• _EXERCISE INSTRUCTIONS_: Please transcribe the listing below in full and word for word, without its pictures.

• _EXTRACTED MATERIAL_:
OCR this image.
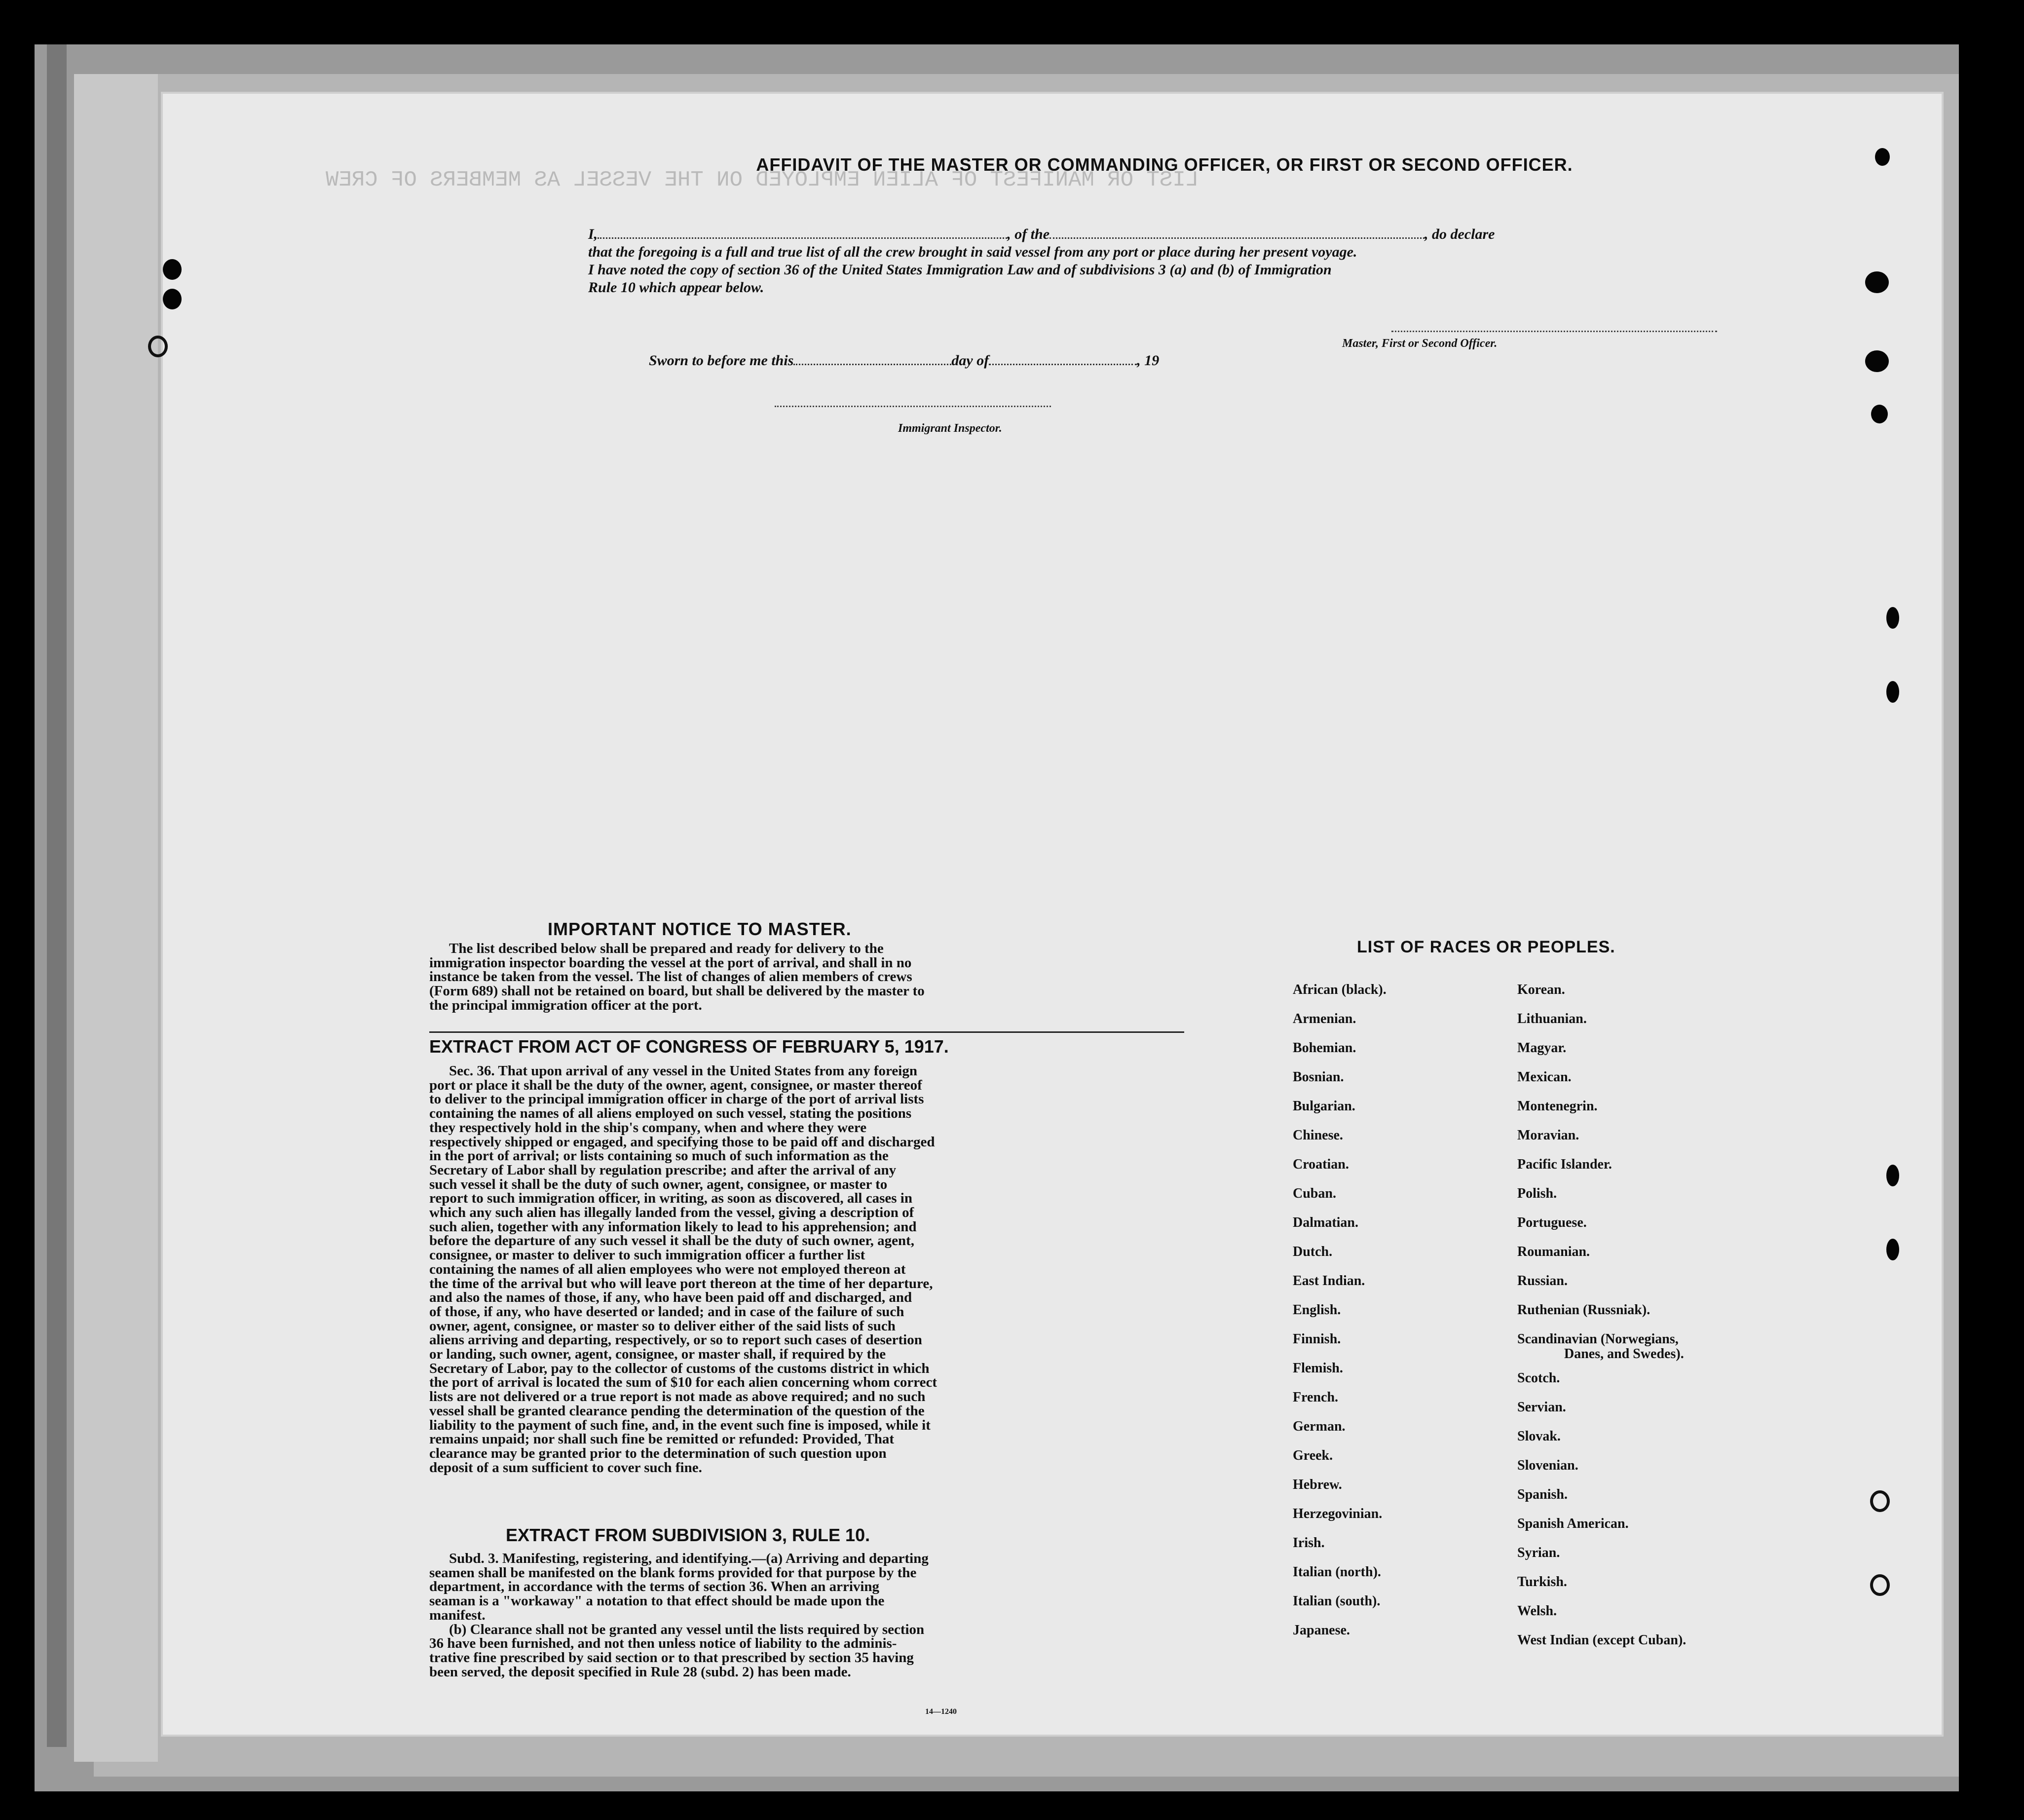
LIST OR MANIFEST OF ALIEN EMPLOYED ON THE VESSEL AS MEMBERS OF CREW
AFFIDAVIT OF THE MASTER OR COMMANDING OFFICER, OR FIRST OR SECOND OFFICER.
I,	, of the	, do declare
that the foregoing is a full and true list of all the crew brought in said vessel from any port or place during her present voyage.
I have noted the copy of section 36 of the United States Immigration Law and of subdivisions 3 (a) and (b) of Immigration
Rule 10 which appear below.
Master, First or Second Officer.
Sworn to before me this	day of	, 19
Immigrant Inspector.
IMPORTANT NOTICE TO MASTER.
The list described below shall be prepared and ready for delivery to the
immigration inspector boarding the vessel at the port of arrival, and shall in no
instance be taken from the vessel. The list of changes of alien members of crews
(Form 689) shall not be retained on board, but shall be delivered by the master to
the principal immigration officer at the port.
EXTRACT FROM ACT OF CONGRESS OF FEBRUARY 5, 1917.
Sec. 36. That upon arrival of any vessel in the United States from any foreign
port or place it shall be the duty of the owner, agent, consignee, or master thereof
to deliver to the principal immigration officer in charge of the port of arrival lists
containing the names of all aliens employed on such vessel, stating the positions
they respectively hold in the ship's company, when and where they were
respectively shipped or engaged, and specifying those to be paid off and discharged
in the port of arrival; or lists containing so much of such information as the
Secretary of Labor shall by regulation prescribe; and after the arrival of any
such vessel it shall be the duty of such owner, agent, consignee, or master to
report to such immigration officer, in writing, as soon as discovered, all cases in
which any such alien has illegally landed from the vessel, giving a description of
such alien, together with any information likely to lead to his apprehension; and
before the departure of any such vessel it shall be the duty of such owner, agent,
consignee, or master to deliver to such immigration officer a further list
containing the names of all alien employees who were not employed thereon at
the time of the arrival but who will leave port thereon at the time of her departure,
and also the names of those, if any, who have been paid off and discharged, and
of those, if any, who have deserted or landed; and in case of the failure of such
owner, agent, consignee, or master so to deliver either of the said lists of such
aliens arriving and departing, respectively, or so to report such cases of desertion
or landing, such owner, agent, consignee, or master shall, if required by the
Secretary of Labor, pay to the collector of customs of the customs district in which
the port of arrival is located the sum of $10 for each alien concerning whom correct
lists are not delivered or a true report is not made as above required; and no such
vessel shall be granted clearance pending the determination of the question of the
liability to the payment of such fine, and, in the event such fine is imposed, while it
remains unpaid; nor shall such fine be remitted or refunded: Provided, That
clearance may be granted prior to the determination of such question upon
deposit of a sum sufficient to cover such fine.
EXTRACT FROM SUBDIVISION 3, RULE 10.
Subd. 3. Manifesting, registering, and identifying.—(a) Arriving and departing
seamen shall be manifested on the blank forms provided for that purpose by the
department, in accordance with the terms of section 36. When an arriving
seaman is a "workaway" a notation to that effect should be made upon the
manifest.
(b) Clearance shall not be granted any vessel until the lists required by section
36 have been furnished, and not then unless notice of liability to the adminis-
trative fine prescribed by said section or to that prescribed by section 35 having
been served, the deposit specified in Rule 28 (subd. 2) has been made.
14—1240
LIST OF RACES OR PEOPLES.
African (black).
Armenian.
Bohemian.
Bosnian.
Bulgarian.
Chinese.
Croatian.
Cuban.
Dalmatian.
Dutch.
East Indian.
English.
Finnish.
Flemish.
French.
German.
Greek.
Hebrew.
Herzegovinian.
Irish.
Italian (north).
Italian (south).
Japanese.
Korean.
Lithuanian.
Magyar.
Mexican.
Montenegrin.
Moravian.
Pacific Islander.
Polish.
Portuguese.
Roumanian.
Russian.
Ruthenian (Russniak).
Scandinavian (Norwegians,
Danes, and Swedes).
Scotch.
Servian.
Slovak.
Slovenian.
Spanish.
Spanish American.
Syrian.
Turkish.
Welsh.
West Indian (except Cuban).
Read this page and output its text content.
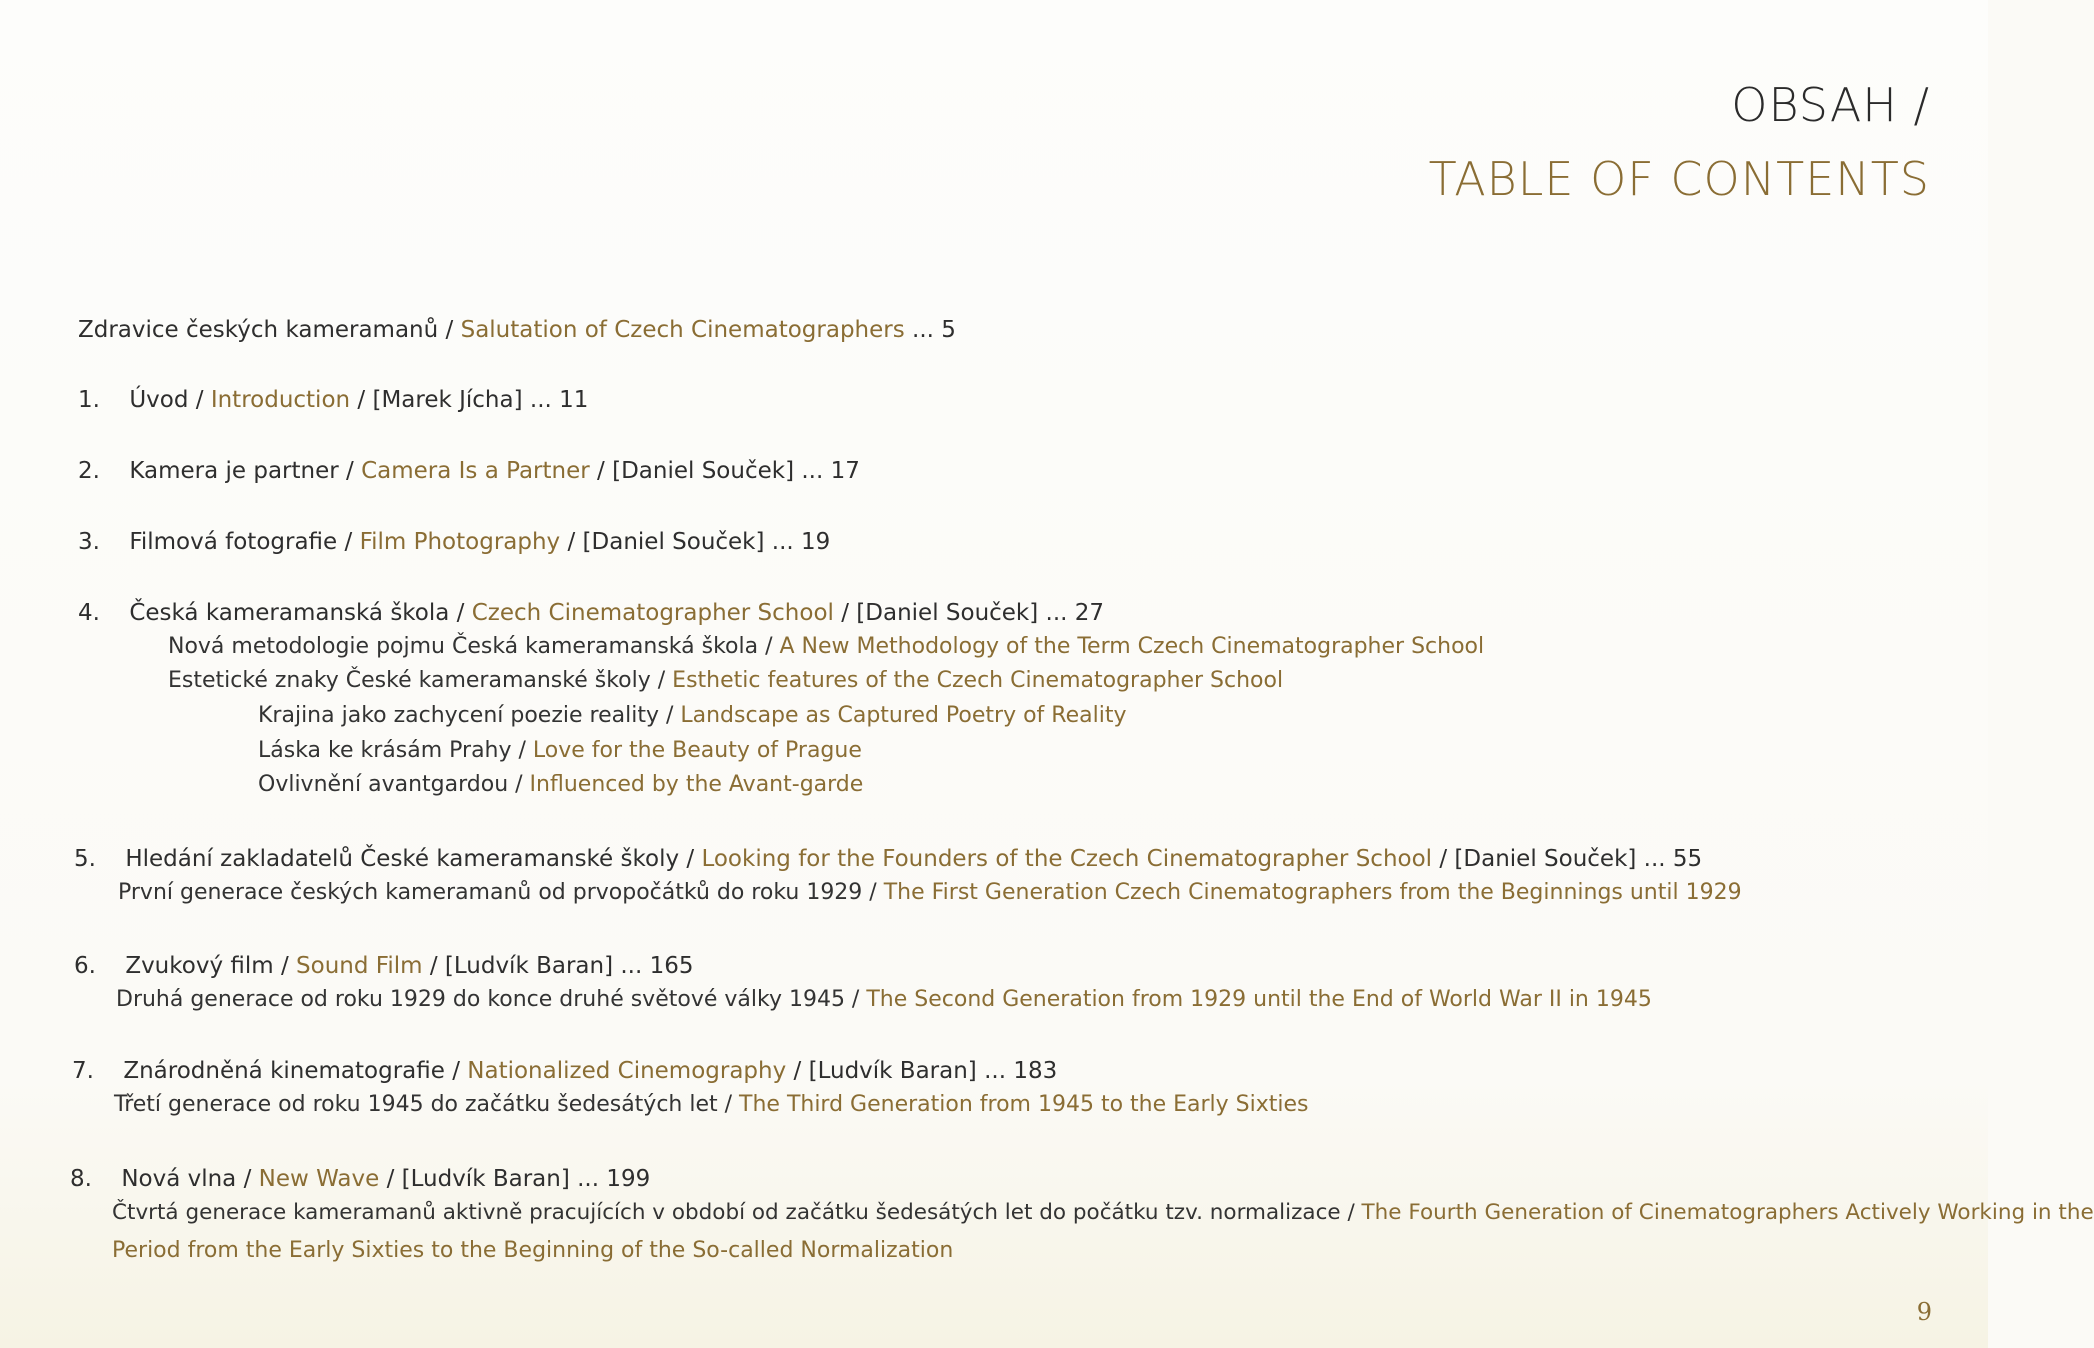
OBSAH /
TABLE OF CONTENTS
Zdravice českých kameramanů / Salutation of Czech Cinematographers ... 5
1. Úvod / Introduction / [Marek Jícha] ... 11
2. Kamera je partner / Camera Is a Partner / [Daniel Souček] ... 17
3. Filmová fotografie / Film Photography / [Daniel Souček] ... 19
4. Česká kameramanská škola / Czech Cinematographer School / [Daniel Souček] ... 27
Nová metodologie pojmu Česká kameramanská škola / A New Methodology of the Term Czech Cinematographer School
Estetické znaky České kameramanské školy / Esthetic features of the Czech Cinematographer School
Krajina jako zachycení poezie reality / Landscape as Captured Poetry of Reality
Láska ke krásám Prahy / Love for the Beauty of Prague
Ovlivnění avantgardou / Influenced by the Avant-garde
5. Hledání zakladatelů České kameramanské školy / Looking for the Founders of the Czech Cinematographer School / [Daniel Souček] ... 55
První generace českých kameramanů od prvopočátků do roku 1929 / The First Generation Czech Cinematographers from the Beginnings until 1929
6. Zvukový film / Sound Film / [Ludvík Baran] ... 165
Druhá generace od roku 1929 do konce druhé světové války 1945 / The Second Generation from 1929 until the End of World War II in 1945
7. Znárodněná kinematografie / Nationalized Cinemography / [Ludvík Baran] ... 183
Třetí generace od roku 1945 do začátku šedesátých let / The Third Generation from 1945 to the Early Sixties
8. Nová vlna / New Wave / [Ludvík Baran] ... 199
Čtvrtá generace kameramanů aktivně pracujících v období od začátku šedesátých let do počátku tzv. normalizace / The Fourth Generation of Cinematographers Actively Working in the
Period from the Early Sixties to the Beginning of the So-called Normalization
9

• _WRITTEN ANSWER_:
OCR this image.
LIST OR MANIFEST OF ALIEN EMPLOYED ON THE VESSEL AS MEMBERS OF CREW
AFFIDAVIT OF THE MASTER OR COMMANDING OFFICER, OR FIRST OR SECOND OFFICER.
I,	, of the	, do declare
that the foregoing is a full and true list of all the crew brought in said vessel from any port or place during her present voyage.
I have noted the copy of section 36 of the United States Immigration Law and of subdivisions 3 (a) and (b) of Immigration
Rule 10 which appear below.
Master, First or Second Officer.
Sworn to before me this	day of	, 19
Immigrant Inspector.
IMPORTANT NOTICE TO MASTER.
The list described below shall be prepared and ready for delivery to the
immigration inspector boarding the vessel at the port of arrival, and shall in no
instance be taken from the vessel. The list of changes of alien members of crews
(Form 689) shall not be retained on board, but shall be delivered by the master to
the principal immigration officer at the port.
EXTRACT FROM ACT OF CONGRESS OF FEBRUARY 5, 1917.
Sec. 36. That upon arrival of any vessel in the United States from any foreign
port or place it shall be the duty of the owner, agent, consignee, or master thereof
to deliver to the principal immigration officer in charge of the port of arrival lists
containing the names of all aliens employed on such vessel, stating the positions
they respectively hold in the ship's company, when and where they were
respectively shipped or engaged, and specifying those to be paid off and discharged
in the port of arrival; or lists containing so much of such information as the
Secretary of Labor shall by regulation prescribe; and after the arrival of any
such vessel it shall be the duty of such owner, agent, consignee, or master to
report to such immigration officer, in writing, as soon as discovered, all cases in
which any such alien has illegally landed from the vessel, giving a description of
such alien, together with any information likely to lead to his apprehension; and
before the departure of any such vessel it shall be the duty of such owner, agent,
consignee, or master to deliver to such immigration officer a further list
containing the names of all alien employees who were not employed thereon at
the time of the arrival but who will leave port thereon at the time of her departure,
and also the names of those, if any, who have been paid off and discharged, and
of those, if any, who have deserted or landed; and in case of the failure of such
owner, agent, consignee, or master so to deliver either of the said lists of such
aliens arriving and departing, respectively, or so to report such cases of desertion
or landing, such owner, agent, consignee, or master shall, if required by the
Secretary of Labor, pay to the collector of customs of the customs district in which
the port of arrival is located the sum of $10 for each alien concerning whom correct
lists are not delivered or a true report is not made as above required; and no such
vessel shall be granted clearance pending the determination of the question of the
liability to the payment of such fine, and, in the event such fine is imposed, while it
remains unpaid; nor shall such fine be remitted or refunded: Provided, That
clearance may be granted prior to the determination of such question upon
deposit of a sum sufficient to cover such fine.
EXTRACT FROM SUBDIVISION 3, RULE 10.
Subd. 3. Manifesting, registering, and identifying.—(a) Arriving and departing
seamen shall be manifested on the blank forms provided for that purpose by the
department, in accordance with the terms of section 36. When an arriving
seaman is a "workaway" a notation to that effect should be made upon the
manifest.
(b) Clearance shall not be granted any vessel until the lists required by section
36 have been furnished, and not then unless notice of liability to the adminis-
trative fine prescribed by said section or to that prescribed by section 35 having
been served, the deposit specified in Rule 28 (subd. 2) has been made.
14—1240
LIST OF RACES OR PEOPLES.
African (black).
Armenian.
Bohemian.
Bosnian.
Bulgarian.
Chinese.
Croatian.
Cuban.
Dalmatian.
Dutch.
East Indian.
English.
Finnish.
Flemish.
French.
German.
Greek.
Hebrew.
Herzegovinian.
Irish.
Italian (north).
Italian (south).
Japanese.
Korean.
Lithuanian.
Magyar.
Mexican.
Montenegrin.
Moravian.
Pacific Islander.
Polish.
Portuguese.
Roumanian.
Russian.
Ruthenian (Russniak).
Scandinavian (Norwegians,
Danes, and Swedes).
Scotch.
Servian.
Slovak.
Slovenian.
Spanish.
Spanish American.
Syrian.
Turkish.
Welsh.
West Indian (except Cuban).
Read this page and output its text content.
OBSAH /
TABLE OF CONTENTS
Zdravice českých kameramanů / Salutation of Czech Cinematographers ... 5
1. Úvod / Introduction / [Marek Jícha] ... 11
2. Kamera je partner / Camera Is a Partner / [Daniel Souček] ... 17
3. Filmová fotografie / Film Photography / [Daniel Souček] ... 19
4. Česká kameramanská škola / Czech Cinematographer School / [Daniel Souček] ... 27
Nová metodologie pojmu Česká kameramanská škola / A New Methodology of the Term Czech Cinematographer School
Estetické znaky České kameramanské školy / Esthetic features of the Czech Cinematographer School
Krajina jako zachycení poezie reality / Landscape as Captured Poetry of Reality
Láska ke krásám Prahy / Love for the Beauty of Prague
Ovlivnění avantgardou / Influenced by the Avant-garde
5. Hledání zakladatelů České kameramanské školy / Looking for the Founders of the Czech Cinematographer School / [Daniel Souček] ... 55
První generace českých kameramanů od prvopočátků do roku 1929 / The First Generation Czech Cinematographers from the Beginnings until 1929
6. Zvukový film / Sound Film / [Ludvík Baran] ... 165
Druhá generace od roku 1929 do konce druhé světové války 1945 / The Second Generation from 1929 until the End of World War II in 1945
7. Znárodněná kinematografie / Nationalized Cinemography / [Ludvík Baran] ... 183
Třetí generace od roku 1945 do začátku šedesátých let / The Third Generation from 1945 to the Early Sixties
8. Nová vlna / New Wave / [Ludvík Baran] ... 199
Čtvrtá generace kameramanů aktivně pracujících v období od začátku šedesátých let do počátku tzv. normalizace / The Fourth Generation of Cinematographers Actively Working in the
Period from the Early Sixties to the Beginning of the So-called Normalization
9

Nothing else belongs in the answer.